The following entries should be restated word for word, pictures excluded.

*PROVIDED RECORDS*.
-------
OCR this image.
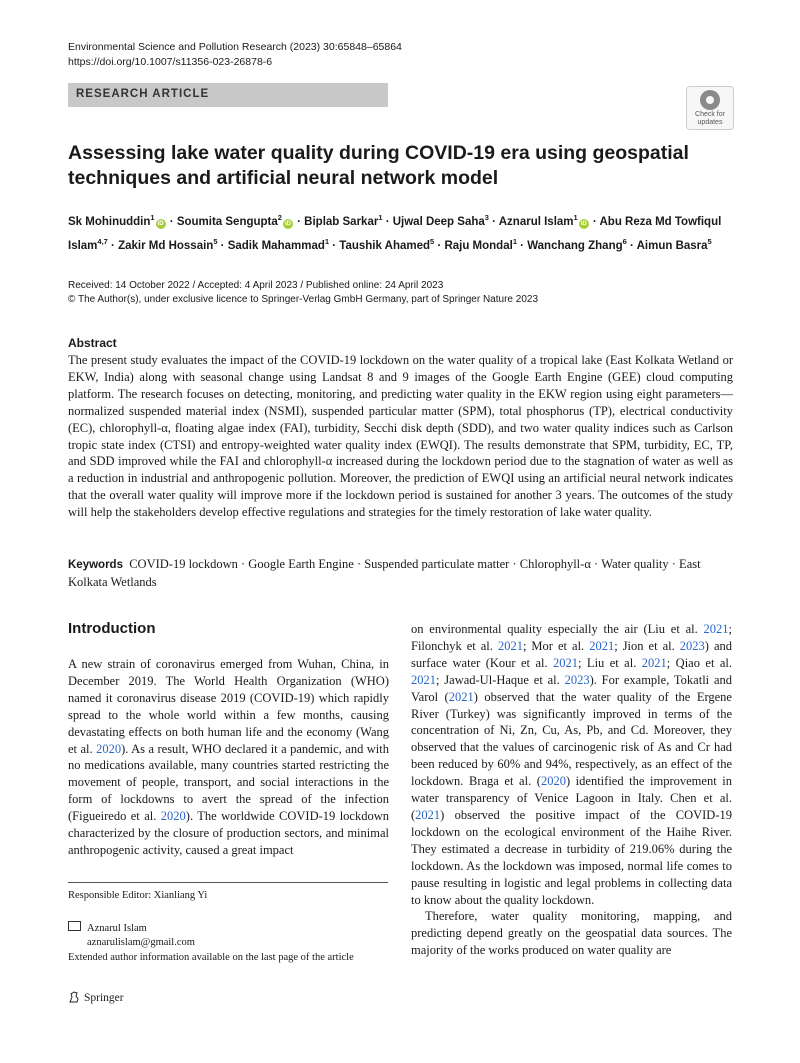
Environmental Science and Pollution Research (2023) 30:65848–65864
https://doi.org/10.1007/s11356-023-26878-6
RESEARCH ARTICLE
Check for
updates
Assessing lake water quality during COVID-19 era using geospatial
techniques and artificial neural network model
Sk Mohinuddin$^1$iD · Soumita Sengupta$^2$iD · Biplab Sarkar$^1$ · Ujwal Deep Saha$^3$ · Aznarul Islam$^1$iD · Abu Reza Md Towfiqul Islam$^{4,7}$ · Zakir Md Hossain$^5$ · Sadik Mahammad$^1$ · Taushik Ahamed$^5$ · Raju Mondal$^1$ · Wanchang Zhang$^6$ · Aimun Basra$^5$
Received: 14 October 2022 / Accepted: 4 April 2023 / Published online: 24 April 2023
© The Author(s), under exclusive licence to Springer-Verlag GmbH Germany, part of Springer Nature 2023
Abstract
The present study evaluates the impact of the COVID-19 lockdown on the water quality of a tropical lake (East Kolkata Wetland or EKW, India) along with seasonal change using Landsat 8 and 9 images of the Google Earth Engine (GEE) cloud computing platform. The research focuses on detecting, monitoring, and predicting water quality in the EKW region using eight parameters—normalized suspended material index (NSMI), suspended particular matter (SPM), total phosphorus (TP), electrical conductivity (EC), chlorophyll-α, floating algae index (FAI), turbidity, Secchi disk depth (SDD), and two water quality indices such as Carlson tropic state index (CTSI) and entropy-weighted water quality index (EWQI). The results demonstrate that SPM, turbidity, EC, TP, and SDD improved while the FAI and chlorophyll-α increased during the lockdown period due to the stagnation of water as well as a reduction in industrial and anthropogenic pollution. Moreover, the prediction of EWQI using an artificial neural network indicates that the overall water quality will improve more if the lockdown period is sustained for another 3 years. The outcomes of the study will help the stakeholders develop effective regulations and strategies for the timely restoration of lake water quality.
Keywords COVID-19 lockdown · Google Earth Engine · Suspended particulate matter · Chlorophyll-α · Water quality · East Kolkata Wetlands
Introduction

A new strain of coronavirus emerged from Wuhan, China, in December 2019. The World Health Organization (WHO) named it coronavirus disease 2019 (COVID-19) which rapidly spread to the whole world within a few months, causing devastating effects on both human life and the economy (Wang et al. 2020). As a result, WHO declared it a pandemic, and with no medications available, many countries started restricting the movement of people, transport, and social interactions in the form of lockdowns to avert the spread of the infection (Figueiredo et al. 2020). The worldwide COVID-19 lockdown characterized by the closure of production sectors, and minimal anthropogenic activity, caused a great impact

on environmental quality especially the air (Liu et al. 2021; Filonchyk et al. 2021; Mor et al. 2021; Jion et al. 2023) and surface water (Kour et al. 2021; Liu et al. 2021; Qiao et al. 2021; Jawad-Ul-Haque et al. 2023). For example, Tokatli and Varol (2021) observed that the water quality of the Ergene River (Turkey) was significantly improved in terms of the concentration of Ni, Zn, Cu, As, Pb, and Cd. Moreover, they observed that the values of carcinogenic risk of As and Cr had been reduced by 60% and 94%, respectively, as an effect of the lockdown. Braga et al. (2020) identified the improvement in water transparency of Venice Lagoon in Italy. Chen et al. (2021) observed the positive impact of the COVID-19 lockdown on the ecological environment of the Haihe River. They estimated a decrease in turbidity of 219.06% during the lockdown. As the lockdown was imposed, normal life comes to pause resulting in logistic and legal problems in collecting data to know about the quality lockdown.

Therefore, water quality monitoring, mapping, and predicting depend greatly on the geospatial data sources. The majority of the works produced on water quality are

Responsible Editor: Xianliang Yi
Aznarul Islam
aznarulislam@gmail.com
Extended author information available on the last page of the article
Springer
-------
*REPLY TO THE TASK*.
OCR this image.
Environmental Science and Pollution Research (2023) 30:65848–65864
https://doi.org/10.1007/s11356-023-26878-6
RESEARCH ARTICLE
Check for
updates
Assessing lake water quality during COVID-19 era using geospatial
techniques and artificial neural network model
Sk Mohinuddin$^1$iD · Soumita Sengupta$^2$iD · Biplab Sarkar$^1$ · Ujwal Deep Saha$^3$ · Aznarul Islam$^1$iD · Abu Reza Md Towfiqul Islam$^{4,7}$ · Zakir Md Hossain$^5$ · Sadik Mahammad$^1$ · Taushik Ahamed$^5$ · Raju Mondal$^1$ · Wanchang Zhang$^6$ · Aimun Basra$^5$
Received: 14 October 2022 / Accepted: 4 April 2023 / Published online: 24 April 2023
© The Author(s), under exclusive licence to Springer-Verlag GmbH Germany, part of Springer Nature 2023
Abstract
The present study evaluates the impact of the COVID-19 lockdown on the water quality of a tropical lake (East Kolkata Wetland or EKW, India) along with seasonal change using Landsat 8 and 9 images of the Google Earth Engine (GEE) cloud computing platform. The research focuses on detecting, monitoring, and predicting water quality in the EKW region using eight parameters—normalized suspended material index (NSMI), suspended particular matter (SPM), total phosphorus (TP), electrical conductivity (EC), chlorophyll-α, floating algae index (FAI), turbidity, Secchi disk depth (SDD), and two water quality indices such as Carlson tropic state index (CTSI) and entropy-weighted water quality index (EWQI). The results demonstrate that SPM, turbidity, EC, TP, and SDD improved while the FAI and chlorophyll-α increased during the lockdown period due to the stagnation of water as well as a reduction in industrial and anthropogenic pollution. Moreover, the prediction of EWQI using an artificial neural network indicates that the overall water quality will improve more if the lockdown period is sustained for another 3 years. The outcomes of the study will help the stakeholders develop effective regulations and strategies for the timely restoration of lake water quality.
Keywords COVID-19 lockdown · Google Earth Engine · Suspended particulate matter · Chlorophyll-α · Water quality · East Kolkata Wetlands
Introduction

A new strain of coronavirus emerged from Wuhan, China, in December 2019. The World Health Organization (WHO) named it coronavirus disease 2019 (COVID-19) which rapidly spread to the whole world within a few months, causing devastating effects on both human life and the economy (Wang et al. 2020). As a result, WHO declared it a pandemic, and with no medications available, many countries started restricting the movement of people, transport, and social interactions in the form of lockdowns to avert the spread of the infection (Figueiredo et al. 2020). The worldwide COVID-19 lockdown characterized by the closure of production sectors, and minimal anthropogenic activity, caused a great impact

on environmental quality especially the air (Liu et al. 2021; Filonchyk et al. 2021; Mor et al. 2021; Jion et al. 2023) and surface water (Kour et al. 2021; Liu et al. 2021; Qiao et al. 2021; Jawad-Ul-Haque et al. 2023). For example, Tokatli and Varol (2021) observed that the water quality of the Ergene River (Turkey) was significantly improved in terms of the concentration of Ni, Zn, Cu, As, Pb, and Cd. Moreover, they observed that the values of carcinogenic risk of As and Cr had been reduced by 60% and 94%, respectively, as an effect of the lockdown. Braga et al. (2020) identified the improvement in water transparency of Venice Lagoon in Italy. Chen et al. (2021) observed the positive impact of the COVID-19 lockdown on the ecological environment of the Haihe River. They estimated a decrease in turbidity of 219.06% during the lockdown. As the lockdown was imposed, normal life comes to pause resulting in logistic and legal problems in collecting data to know about the quality lockdown.

Therefore, water quality monitoring, mapping, and predicting depend greatly on the geospatial data sources. The majority of the works produced on water quality are

Responsible Editor: Xianliang Yi
Aznarul Islam
aznarulislam@gmail.com
Extended author information available on the last page of the article
Springer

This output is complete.